- _Directions for this task_: Take the material below and write it all out again exactly.

(Records)
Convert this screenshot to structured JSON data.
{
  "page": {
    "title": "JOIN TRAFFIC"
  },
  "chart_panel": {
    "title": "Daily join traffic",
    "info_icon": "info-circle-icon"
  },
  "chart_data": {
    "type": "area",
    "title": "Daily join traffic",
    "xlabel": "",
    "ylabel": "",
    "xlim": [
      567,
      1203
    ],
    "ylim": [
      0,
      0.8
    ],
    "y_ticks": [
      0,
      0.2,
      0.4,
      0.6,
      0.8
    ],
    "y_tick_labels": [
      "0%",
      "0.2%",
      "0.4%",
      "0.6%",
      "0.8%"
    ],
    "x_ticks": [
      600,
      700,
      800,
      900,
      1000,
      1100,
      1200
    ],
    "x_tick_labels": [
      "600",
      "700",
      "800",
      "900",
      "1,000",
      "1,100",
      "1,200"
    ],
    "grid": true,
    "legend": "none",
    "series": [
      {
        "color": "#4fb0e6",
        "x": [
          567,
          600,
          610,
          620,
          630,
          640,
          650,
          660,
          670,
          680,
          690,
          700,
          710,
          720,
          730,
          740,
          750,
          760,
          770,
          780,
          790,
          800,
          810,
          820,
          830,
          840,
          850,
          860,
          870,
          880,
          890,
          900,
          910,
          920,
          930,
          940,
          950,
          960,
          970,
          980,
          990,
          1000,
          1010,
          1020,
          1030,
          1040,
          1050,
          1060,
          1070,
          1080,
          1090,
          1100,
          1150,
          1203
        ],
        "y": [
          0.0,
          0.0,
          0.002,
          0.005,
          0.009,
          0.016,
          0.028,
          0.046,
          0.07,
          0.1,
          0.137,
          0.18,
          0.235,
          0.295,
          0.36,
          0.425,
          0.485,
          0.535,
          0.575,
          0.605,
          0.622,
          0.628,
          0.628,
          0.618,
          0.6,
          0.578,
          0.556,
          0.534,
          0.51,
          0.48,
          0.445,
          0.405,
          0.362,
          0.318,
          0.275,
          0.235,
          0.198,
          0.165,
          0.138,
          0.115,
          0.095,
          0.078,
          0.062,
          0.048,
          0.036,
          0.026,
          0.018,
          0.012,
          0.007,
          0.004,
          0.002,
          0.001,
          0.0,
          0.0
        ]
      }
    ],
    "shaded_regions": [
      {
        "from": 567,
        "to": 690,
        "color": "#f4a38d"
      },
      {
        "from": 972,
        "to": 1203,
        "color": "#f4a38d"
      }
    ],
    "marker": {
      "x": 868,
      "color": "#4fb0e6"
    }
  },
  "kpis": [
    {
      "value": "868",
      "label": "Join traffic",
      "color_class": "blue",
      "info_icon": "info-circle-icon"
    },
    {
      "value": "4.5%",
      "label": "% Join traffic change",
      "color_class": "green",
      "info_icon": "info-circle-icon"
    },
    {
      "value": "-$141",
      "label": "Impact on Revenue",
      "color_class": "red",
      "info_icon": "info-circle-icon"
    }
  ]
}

- _Solution to this exercise_:
Convert this screenshot to structured JSON data.
{
  "page": {
    "title": "JOIN TRAFFIC"
  },
  "chart_panel": {
    "title": "Daily join traffic",
    "info_icon": "info-circle-icon"
  },
  "chart_data": {
    "type": "area",
    "title": "Daily join traffic",
    "xlabel": "",
    "ylabel": "",
    "xlim": [
      567,
      1203
    ],
    "ylim": [
      0,
      0.8
    ],
    "y_ticks": [
      0,
      0.2,
      0.4,
      0.6,
      0.8
    ],
    "y_tick_labels": [
      "0%",
      "0.2%",
      "0.4%",
      "0.6%",
      "0.8%"
    ],
    "x_ticks": [
      600,
      700,
      800,
      900,
      1000,
      1100,
      1200
    ],
    "x_tick_labels": [
      "600",
      "700",
      "800",
      "900",
      "1,000",
      "1,100",
      "1,200"
    ],
    "grid": true,
    "legend": "none",
    "series": [
      {
        "color": "#4fb0e6",
        "x": [
          567,
          600,
          610,
          620,
          630,
          640,
          650,
          660,
          670,
          680,
          690,
          700,
          710,
          720,
          730,
          740,
          750,
          760,
          770,
          780,
          790,
          800,
          810,
          820,
          830,
          840,
          850,
          860,
          870,
          880,
          890,
          900,
          910,
          920,
          930,
          940,
          950,
          960,
          970,
          980,
          990,
          1000,
          1010,
          1020,
          1030,
          1040,
          1050,
          1060,
          1070,
          1080,
          1090,
          1100,
          1150,
          1203
        ],
        "y": [
          0.0,
          0.0,
          0.002,
          0.005,
          0.009,
          0.016,
          0.028,
          0.046,
          0.07,
          0.1,
          0.137,
          0.18,
          0.235,
          0.295,
          0.36,
          0.425,
          0.485,
          0.535,
          0.575,
          0.605,
          0.622,
          0.628,
          0.628,
          0.618,
          0.6,
          0.578,
          0.556,
          0.534,
          0.51,
          0.48,
          0.445,
          0.405,
          0.362,
          0.318,
          0.275,
          0.235,
          0.198,
          0.165,
          0.138,
          0.115,
          0.095,
          0.078,
          0.062,
          0.048,
          0.036,
          0.026,
          0.018,
          0.012,
          0.007,
          0.004,
          0.002,
          0.001,
          0.0,
          0.0
        ]
      }
    ],
    "shaded_regions": [
      {
        "from": 567,
        "to": 690,
        "color": "#f4a38d"
      },
      {
        "from": 972,
        "to": 1203,
        "color": "#f4a38d"
      }
    ],
    "marker": {
      "x": 868,
      "color": "#4fb0e6"
    }
  },
  "kpis": [
    {
      "value": "868",
      "label": "Join traffic",
      "color_class": "blue",
      "info_icon": "info-circle-icon"
    },
    {
      "value": "4.5%",
      "label": "% Join traffic change",
      "color_class": "green",
      "info_icon": "info-circle-icon"
    },
    {
      "value": "-$141",
      "label": "Impact on Revenue",
      "color_class": "red",
      "info_icon": "info-circle-icon"
    }
  ]
}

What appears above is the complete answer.